■ JOB ■
Write out all the lines again, precisely as they stand, but without the images.

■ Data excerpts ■
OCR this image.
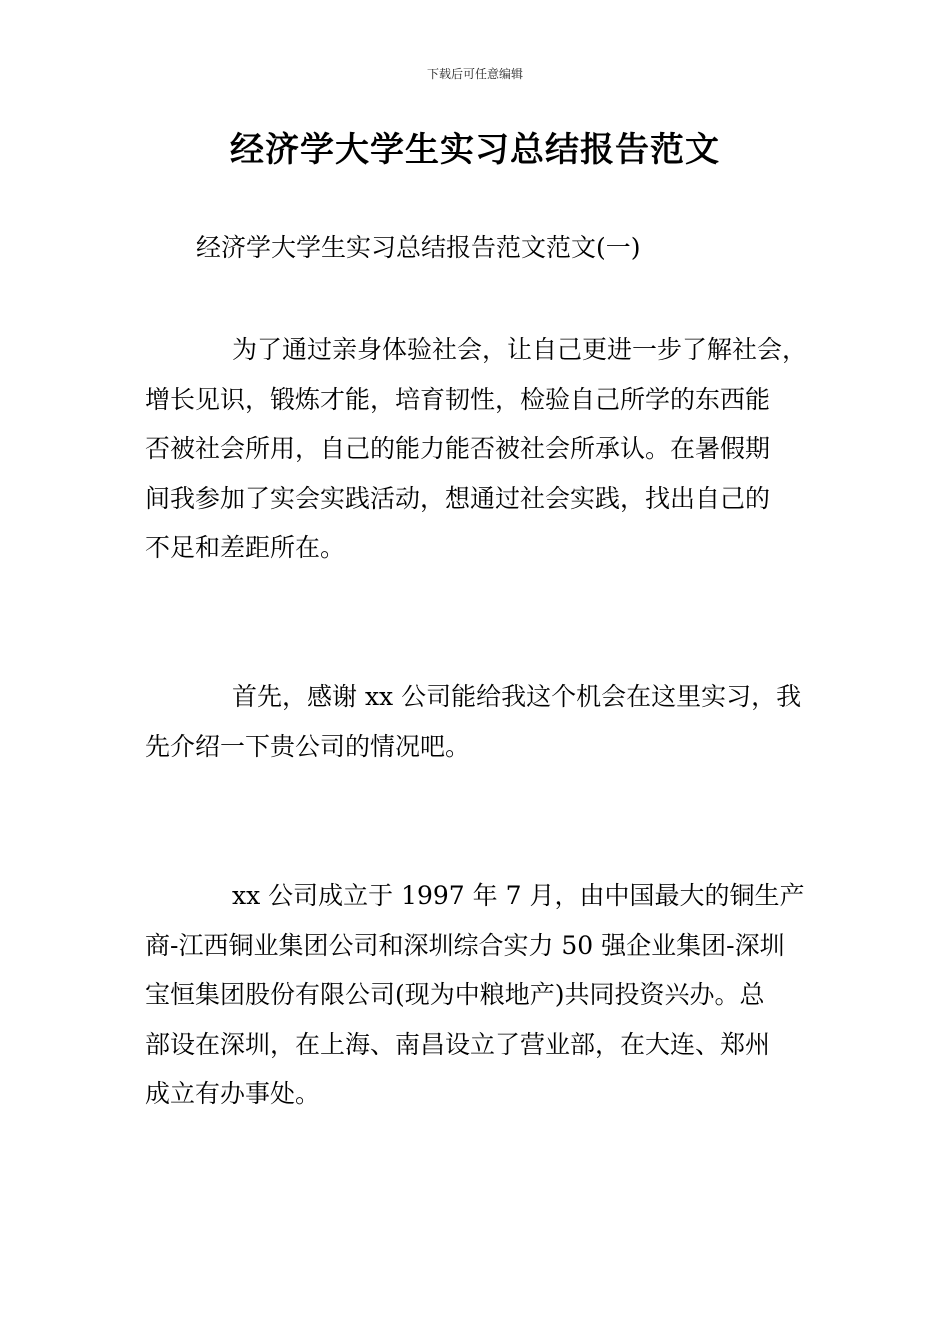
下载后可任意编辑
经济学大学生实习总结报告范文
经济学大学生实习总结报告范文范文(一)
为了通过亲身体验社会，让自己更进一步了解社会，
增长见识，锻炼才能，培育韧性，检验自己所学的东西能
否被社会所用，自己的能力能否被社会所承认。在暑假期
间我参加了实会实践活动，想通过社会实践，找出自己的
不足和差距所在。
首先，感谢 xx 公司能给我这个机会在这里实习，我
先介绍一下贵公司的情况吧。
xx 公司成立于 1997 年 7 月，由中国最大的铜生产
商-江西铜业集团公司和深圳综合实力 50 强企业集团-深圳
宝恒集团股份有限公司(现为中粮地产)共同投资兴办。总
部设在深圳，在上海、南昌设立了营业部，在大连、郑州
成立有办事处。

■ SOLVED EXERCISE ■
OCR this image.
下载后可任意编辑
经济学大学生实习总结报告范文
经济学大学生实习总结报告范文范文(一)
为了通过亲身体验社会，让自己更进一步了解社会，
增长见识，锻炼才能，培育韧性，检验自己所学的东西能
否被社会所用，自己的能力能否被社会所承认。在暑假期
间我参加了实会实践活动，想通过社会实践，找出自己的
不足和差距所在。
首先，感谢 xx 公司能给我这个机会在这里实习，我
先介绍一下贵公司的情况吧。
xx 公司成立于 1997 年 7 月，由中国最大的铜生产
商-江西铜业集团公司和深圳综合实力 50 强企业集团-深圳
宝恒集团股份有限公司(现为中粮地产)共同投资兴办。总
部设在深圳，在上海、南昌设立了营业部，在大连、郑州
成立有办事处。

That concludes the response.